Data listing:
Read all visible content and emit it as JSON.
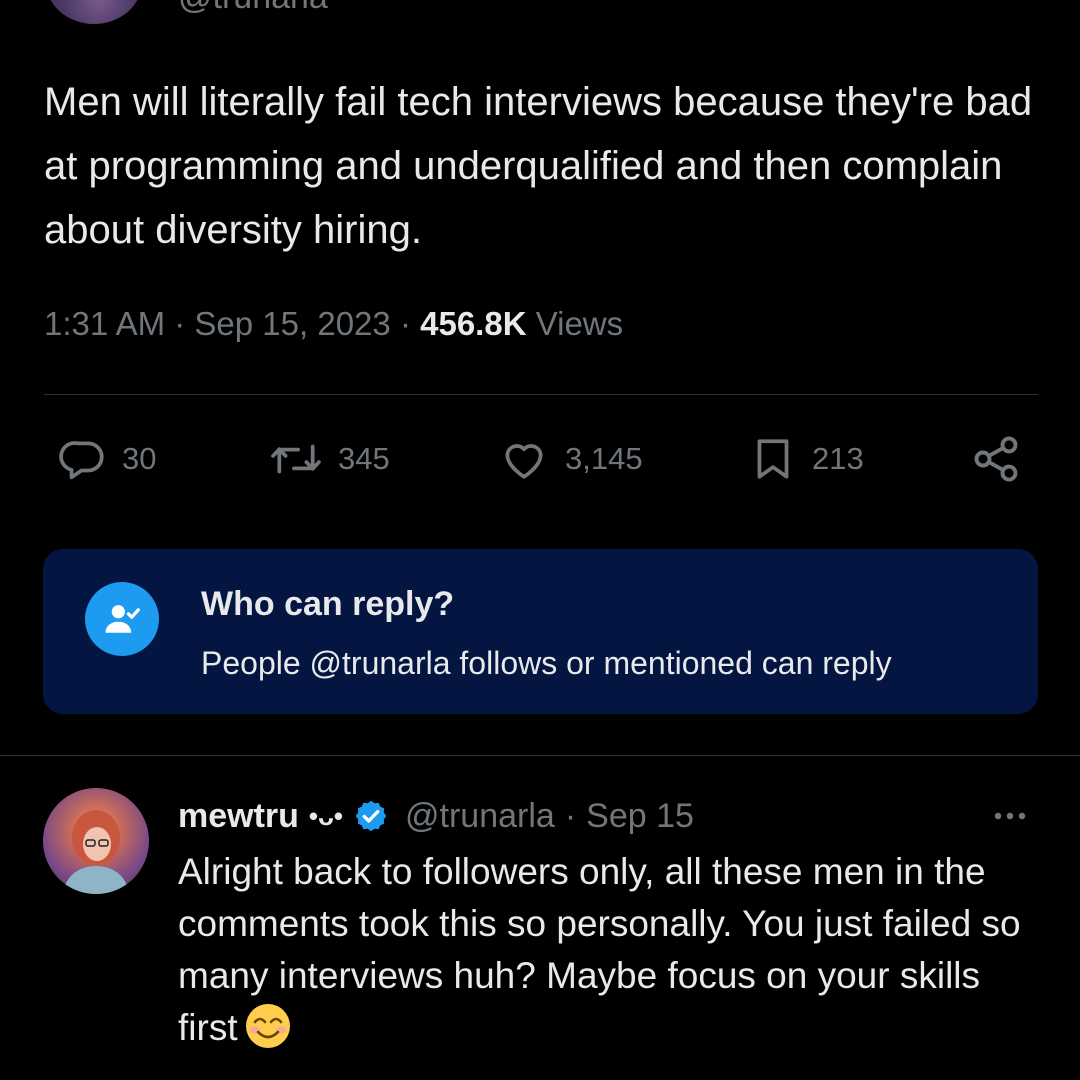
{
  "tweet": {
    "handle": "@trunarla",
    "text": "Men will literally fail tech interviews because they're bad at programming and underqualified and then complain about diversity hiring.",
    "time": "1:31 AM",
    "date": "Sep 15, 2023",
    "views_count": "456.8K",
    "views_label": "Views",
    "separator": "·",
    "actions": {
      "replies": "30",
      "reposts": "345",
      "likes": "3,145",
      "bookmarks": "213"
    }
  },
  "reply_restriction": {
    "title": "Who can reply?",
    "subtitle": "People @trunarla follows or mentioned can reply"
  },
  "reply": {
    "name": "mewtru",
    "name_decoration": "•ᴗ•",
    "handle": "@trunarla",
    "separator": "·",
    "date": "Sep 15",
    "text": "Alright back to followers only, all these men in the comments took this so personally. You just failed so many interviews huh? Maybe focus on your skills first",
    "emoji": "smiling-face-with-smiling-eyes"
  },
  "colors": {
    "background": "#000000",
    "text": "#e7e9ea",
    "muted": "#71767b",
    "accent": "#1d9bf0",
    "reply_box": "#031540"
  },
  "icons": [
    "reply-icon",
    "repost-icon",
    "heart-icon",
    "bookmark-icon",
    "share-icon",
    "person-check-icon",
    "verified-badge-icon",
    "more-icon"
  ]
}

--

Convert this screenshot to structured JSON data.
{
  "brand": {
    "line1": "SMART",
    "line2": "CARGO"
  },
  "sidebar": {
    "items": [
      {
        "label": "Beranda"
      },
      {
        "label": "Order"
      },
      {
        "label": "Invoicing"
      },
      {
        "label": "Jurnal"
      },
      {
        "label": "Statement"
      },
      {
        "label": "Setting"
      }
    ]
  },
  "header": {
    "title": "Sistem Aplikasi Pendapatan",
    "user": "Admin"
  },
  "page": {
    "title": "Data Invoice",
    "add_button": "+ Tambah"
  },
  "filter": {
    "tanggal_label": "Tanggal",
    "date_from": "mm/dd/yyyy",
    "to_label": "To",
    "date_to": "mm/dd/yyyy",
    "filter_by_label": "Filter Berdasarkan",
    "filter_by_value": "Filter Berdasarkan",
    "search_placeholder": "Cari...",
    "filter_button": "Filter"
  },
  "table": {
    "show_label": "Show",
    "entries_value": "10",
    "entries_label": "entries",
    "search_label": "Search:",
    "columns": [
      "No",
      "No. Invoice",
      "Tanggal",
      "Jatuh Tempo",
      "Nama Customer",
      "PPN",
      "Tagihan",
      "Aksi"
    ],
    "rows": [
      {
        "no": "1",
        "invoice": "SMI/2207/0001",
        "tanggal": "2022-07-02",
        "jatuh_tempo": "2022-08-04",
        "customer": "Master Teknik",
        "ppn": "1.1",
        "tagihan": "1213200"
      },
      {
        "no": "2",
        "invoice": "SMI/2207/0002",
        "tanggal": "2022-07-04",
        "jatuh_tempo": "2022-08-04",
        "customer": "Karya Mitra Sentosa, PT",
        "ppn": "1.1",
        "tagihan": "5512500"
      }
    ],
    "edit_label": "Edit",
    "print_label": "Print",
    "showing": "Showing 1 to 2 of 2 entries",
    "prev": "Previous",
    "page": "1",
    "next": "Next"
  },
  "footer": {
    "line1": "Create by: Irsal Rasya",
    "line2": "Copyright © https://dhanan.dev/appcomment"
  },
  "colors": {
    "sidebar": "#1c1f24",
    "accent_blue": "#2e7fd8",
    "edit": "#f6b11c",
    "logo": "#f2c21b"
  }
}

To do: List every line above that contains the word "interviews".

Task result:
    "text": "Men will literally fail tech interviews because they're bad at programming and underqualified and then complain about diversity hiring.",
    "text": "Alright back to followers only, all these men in the comments took this so personally. You just failed so many interviews huh? Maybe focus on your skills first",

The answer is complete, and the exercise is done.